What is expected: Copy out the entries exactly, from the first line to the last.
|---|
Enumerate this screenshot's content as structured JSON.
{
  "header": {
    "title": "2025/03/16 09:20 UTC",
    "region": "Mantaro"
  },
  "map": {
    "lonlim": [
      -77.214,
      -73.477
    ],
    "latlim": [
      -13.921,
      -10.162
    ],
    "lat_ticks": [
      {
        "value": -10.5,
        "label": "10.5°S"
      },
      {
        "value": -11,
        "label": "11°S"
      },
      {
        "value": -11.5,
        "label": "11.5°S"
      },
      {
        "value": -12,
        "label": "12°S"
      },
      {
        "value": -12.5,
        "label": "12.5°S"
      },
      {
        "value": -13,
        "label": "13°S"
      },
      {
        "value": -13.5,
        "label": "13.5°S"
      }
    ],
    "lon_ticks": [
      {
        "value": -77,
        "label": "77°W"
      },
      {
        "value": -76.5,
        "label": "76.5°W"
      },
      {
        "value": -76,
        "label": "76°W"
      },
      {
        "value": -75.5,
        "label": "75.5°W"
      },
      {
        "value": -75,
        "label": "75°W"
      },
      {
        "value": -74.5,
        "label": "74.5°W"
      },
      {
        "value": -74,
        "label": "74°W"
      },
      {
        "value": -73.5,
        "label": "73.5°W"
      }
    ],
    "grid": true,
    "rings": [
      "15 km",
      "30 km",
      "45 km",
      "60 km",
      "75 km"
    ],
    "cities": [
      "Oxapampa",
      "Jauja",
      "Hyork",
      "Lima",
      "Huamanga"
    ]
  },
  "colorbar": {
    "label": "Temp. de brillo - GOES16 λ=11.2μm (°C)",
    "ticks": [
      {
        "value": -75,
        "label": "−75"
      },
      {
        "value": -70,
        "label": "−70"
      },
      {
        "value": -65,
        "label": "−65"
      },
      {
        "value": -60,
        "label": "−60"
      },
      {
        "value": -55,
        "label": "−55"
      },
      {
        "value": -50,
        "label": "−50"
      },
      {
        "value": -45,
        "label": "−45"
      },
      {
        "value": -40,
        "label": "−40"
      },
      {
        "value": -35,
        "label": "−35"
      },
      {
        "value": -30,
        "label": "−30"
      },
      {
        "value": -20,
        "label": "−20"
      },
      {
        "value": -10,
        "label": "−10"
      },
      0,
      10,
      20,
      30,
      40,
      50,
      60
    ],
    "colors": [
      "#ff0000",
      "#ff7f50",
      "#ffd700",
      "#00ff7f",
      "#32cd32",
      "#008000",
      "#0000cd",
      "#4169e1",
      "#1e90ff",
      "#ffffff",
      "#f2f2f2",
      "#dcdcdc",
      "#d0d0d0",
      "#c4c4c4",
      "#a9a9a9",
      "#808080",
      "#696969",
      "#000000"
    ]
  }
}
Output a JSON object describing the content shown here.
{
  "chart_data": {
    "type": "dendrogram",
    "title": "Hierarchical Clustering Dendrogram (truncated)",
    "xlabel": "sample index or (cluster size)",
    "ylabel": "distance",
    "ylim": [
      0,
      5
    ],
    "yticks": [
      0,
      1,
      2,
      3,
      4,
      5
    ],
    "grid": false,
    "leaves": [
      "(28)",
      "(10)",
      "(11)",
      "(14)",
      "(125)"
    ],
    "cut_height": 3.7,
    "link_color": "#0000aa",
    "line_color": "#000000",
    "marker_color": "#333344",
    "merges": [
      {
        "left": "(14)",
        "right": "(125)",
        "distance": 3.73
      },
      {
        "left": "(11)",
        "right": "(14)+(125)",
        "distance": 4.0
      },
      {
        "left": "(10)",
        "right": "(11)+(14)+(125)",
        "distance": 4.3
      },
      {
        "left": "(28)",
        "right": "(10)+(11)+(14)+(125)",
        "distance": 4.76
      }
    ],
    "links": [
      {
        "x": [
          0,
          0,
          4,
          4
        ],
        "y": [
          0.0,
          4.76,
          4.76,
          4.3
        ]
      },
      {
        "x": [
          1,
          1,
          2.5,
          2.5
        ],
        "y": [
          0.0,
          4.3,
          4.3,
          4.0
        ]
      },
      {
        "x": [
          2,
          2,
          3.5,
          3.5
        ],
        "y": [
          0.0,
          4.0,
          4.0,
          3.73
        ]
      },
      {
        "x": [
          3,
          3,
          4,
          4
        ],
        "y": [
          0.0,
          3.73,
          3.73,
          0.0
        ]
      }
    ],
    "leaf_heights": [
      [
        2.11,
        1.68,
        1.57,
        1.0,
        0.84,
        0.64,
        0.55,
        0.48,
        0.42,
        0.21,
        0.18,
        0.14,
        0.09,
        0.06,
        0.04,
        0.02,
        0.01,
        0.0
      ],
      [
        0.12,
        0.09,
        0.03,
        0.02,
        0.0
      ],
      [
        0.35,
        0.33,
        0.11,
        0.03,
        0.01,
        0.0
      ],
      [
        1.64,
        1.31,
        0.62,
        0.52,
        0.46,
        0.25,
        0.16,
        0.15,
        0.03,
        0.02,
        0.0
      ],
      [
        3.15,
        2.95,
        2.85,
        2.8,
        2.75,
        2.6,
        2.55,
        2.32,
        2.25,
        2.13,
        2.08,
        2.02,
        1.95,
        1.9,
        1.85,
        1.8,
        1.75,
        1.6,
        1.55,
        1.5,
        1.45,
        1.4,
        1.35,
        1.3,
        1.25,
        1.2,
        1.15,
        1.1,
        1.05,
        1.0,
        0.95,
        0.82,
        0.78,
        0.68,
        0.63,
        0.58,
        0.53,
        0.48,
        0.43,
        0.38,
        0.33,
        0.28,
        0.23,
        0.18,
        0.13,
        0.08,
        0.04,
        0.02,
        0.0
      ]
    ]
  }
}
|---|
Exercise solution:
Enumerate this screenshot's content as structured JSON.
{
  "header": {
    "title": "2025/03/16 09:20 UTC",
    "region": "Mantaro"
  },
  "map": {
    "lonlim": [
      -77.214,
      -73.477
    ],
    "latlim": [
      -13.921,
      -10.162
    ],
    "lat_ticks": [
      {
        "value": -10.5,
        "label": "10.5°S"
      },
      {
        "value": -11,
        "label": "11°S"
      },
      {
        "value": -11.5,
        "label": "11.5°S"
      },
      {
        "value": -12,
        "label": "12°S"
      },
      {
        "value": -12.5,
        "label": "12.5°S"
      },
      {
        "value": -13,
        "label": "13°S"
      },
      {
        "value": -13.5,
        "label": "13.5°S"
      }
    ],
    "lon_ticks": [
      {
        "value": -77,
        "label": "77°W"
      },
      {
        "value": -76.5,
        "label": "76.5°W"
      },
      {
        "value": -76,
        "label": "76°W"
      },
      {
        "value": -75.5,
        "label": "75.5°W"
      },
      {
        "value": -75,
        "label": "75°W"
      },
      {
        "value": -74.5,
        "label": "74.5°W"
      },
      {
        "value": -74,
        "label": "74°W"
      },
      {
        "value": -73.5,
        "label": "73.5°W"
      }
    ],
    "grid": true,
    "rings": [
      "15 km",
      "30 km",
      "45 km",
      "60 km",
      "75 km"
    ],
    "cities": [
      "Oxapampa",
      "Jauja",
      "Hyork",
      "Lima",
      "Huamanga"
    ]
  },
  "colorbar": {
    "label": "Temp. de brillo - GOES16 λ=11.2μm (°C)",
    "ticks": [
      {
        "value": -75,
        "label": "−75"
      },
      {
        "value": -70,
        "label": "−70"
      },
      {
        "value": -65,
        "label": "−65"
      },
      {
        "value": -60,
        "label": "−60"
      },
      {
        "value": -55,
        "label": "−55"
      },
      {
        "value": -50,
        "label": "−50"
      },
      {
        "value": -45,
        "label": "−45"
      },
      {
        "value": -40,
        "label": "−40"
      },
      {
        "value": -35,
        "label": "−35"
      },
      {
        "value": -30,
        "label": "−30"
      },
      {
        "value": -20,
        "label": "−20"
      },
      {
        "value": -10,
        "label": "−10"
      },
      0,
      10,
      20,
      30,
      40,
      50,
      60
    ],
    "colors": [
      "#ff0000",
      "#ff7f50",
      "#ffd700",
      "#00ff7f",
      "#32cd32",
      "#008000",
      "#0000cd",
      "#4169e1",
      "#1e90ff",
      "#ffffff",
      "#f2f2f2",
      "#dcdcdc",
      "#d0d0d0",
      "#c4c4c4",
      "#a9a9a9",
      "#808080",
      "#696969",
      "#000000"
    ]
  }
}
Output a JSON object describing the content shown here.
{
  "chart_data": {
    "type": "dendrogram",
    "title": "Hierarchical Clustering Dendrogram (truncated)",
    "xlabel": "sample index or (cluster size)",
    "ylabel": "distance",
    "ylim": [
      0,
      5
    ],
    "yticks": [
      0,
      1,
      2,
      3,
      4,
      5
    ],
    "grid": false,
    "leaves": [
      "(28)",
      "(10)",
      "(11)",
      "(14)",
      "(125)"
    ],
    "cut_height": 3.7,
    "link_color": "#0000aa",
    "line_color": "#000000",
    "marker_color": "#333344",
    "merges": [
      {
        "left": "(14)",
        "right": "(125)",
        "distance": 3.73
      },
      {
        "left": "(11)",
        "right": "(14)+(125)",
        "distance": 4.0
      },
      {
        "left": "(10)",
        "right": "(11)+(14)+(125)",
        "distance": 4.3
      },
      {
        "left": "(28)",
        "right": "(10)+(11)+(14)+(125)",
        "distance": 4.76
      }
    ],
    "links": [
      {
        "x": [
          0,
          0,
          4,
          4
        ],
        "y": [
          0.0,
          4.76,
          4.76,
          4.3
        ]
      },
      {
        "x": [
          1,
          1,
          2.5,
          2.5
        ],
        "y": [
          0.0,
          4.3,
          4.3,
          4.0
        ]
      },
      {
        "x": [
          2,
          2,
          3.5,
          3.5
        ],
        "y": [
          0.0,
          4.0,
          4.0,
          3.73
        ]
      },
      {
        "x": [
          3,
          3,
          4,
          4
        ],
        "y": [
          0.0,
          3.73,
          3.73,
          0.0
        ]
      }
    ],
    "leaf_heights": [
      [
        2.11,
        1.68,
        1.57,
        1.0,
        0.84,
        0.64,
        0.55,
        0.48,
        0.42,
        0.21,
        0.18,
        0.14,
        0.09,
        0.06,
        0.04,
        0.02,
        0.01,
        0.0
      ],
      [
        0.12,
        0.09,
        0.03,
        0.02,
        0.0
      ],
      [
        0.35,
        0.33,
        0.11,
        0.03,
        0.01,
        0.0
      ],
      [
        1.64,
        1.31,
        0.62,
        0.52,
        0.46,
        0.25,
        0.16,
        0.15,
        0.03,
        0.02,
        0.0
      ],
      [
        3.15,
        2.95,
        2.85,
        2.8,
        2.75,
        2.6,
        2.55,
        2.32,
        2.25,
        2.13,
        2.08,
        2.02,
        1.95,
        1.9,
        1.85,
        1.8,
        1.75,
        1.6,
        1.55,
        1.5,
        1.45,
        1.4,
        1.35,
        1.3,
        1.25,
        1.2,
        1.15,
        1.1,
        1.05,
        1.0,
        0.95,
        0.82,
        0.78,
        0.68,
        0.63,
        0.58,
        0.53,
        0.48,
        0.43,
        0.38,
        0.33,
        0.28,
        0.23,
        0.18,
        0.13,
        0.08,
        0.04,
        0.02,
        0.0
      ]
    ]
  }
}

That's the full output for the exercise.